*WHAT TO WORK ON*
Repeat every record exactly, but keep images out of the copy.

* * * *

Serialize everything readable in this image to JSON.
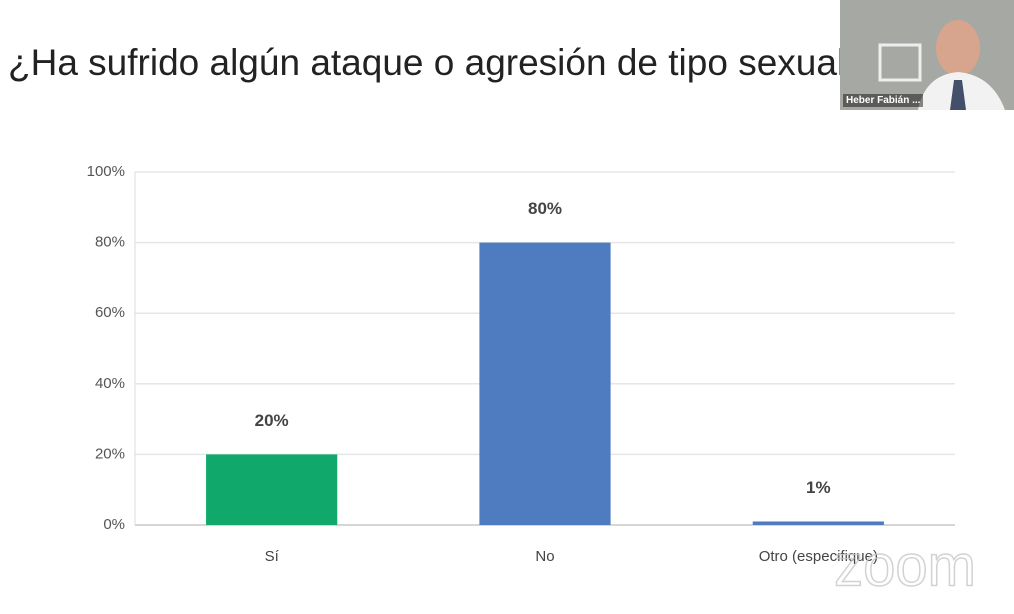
{
  "chart_data": {
    "type": "bar",
    "title": "¿Ha sufrido algún ataque o agresión de tipo sexual?",
    "categories": [
      "Sí",
      "No",
      "Otro (especifique)"
    ],
    "values": [
      20,
      80,
      1
    ],
    "value_labels": [
      "20%",
      "80%",
      "1%"
    ],
    "colors": [
      "#10a86b",
      "#4f7cc0",
      "#4f7cc0"
    ],
    "ylim": [
      0,
      100
    ],
    "yticks": [
      {
        "value": 0,
        "label": "0%"
      },
      {
        "value": 20,
        "label": "20%"
      },
      {
        "value": 40,
        "label": "40%"
      },
      {
        "value": 60,
        "label": "60%"
      },
      {
        "value": 80,
        "label": "80%"
      },
      {
        "value": 100,
        "label": "100%"
      }
    ],
    "grid": true
  },
  "overlay": {
    "participant_name": "Heber Fabián ...",
    "watermark": "zoom"
  }
}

* * * *

*TASK ANSWER*
Serialize everything readable in this image to JSON.
{
  "chart_data": {
    "type": "bar",
    "title": "¿Ha sufrido algún ataque o agresión de tipo sexual?",
    "categories": [
      "Sí",
      "No",
      "Otro (especifique)"
    ],
    "values": [
      20,
      80,
      1
    ],
    "value_labels": [
      "20%",
      "80%",
      "1%"
    ],
    "colors": [
      "#10a86b",
      "#4f7cc0",
      "#4f7cc0"
    ],
    "ylim": [
      0,
      100
    ],
    "yticks": [
      {
        "value": 0,
        "label": "0%"
      },
      {
        "value": 20,
        "label": "20%"
      },
      {
        "value": 40,
        "label": "40%"
      },
      {
        "value": 60,
        "label": "60%"
      },
      {
        "value": 80,
        "label": "80%"
      },
      {
        "value": 100,
        "label": "100%"
      }
    ],
    "grid": true
  },
  "overlay": {
    "participant_name": "Heber Fabián ...",
    "watermark": "zoom"
  }
}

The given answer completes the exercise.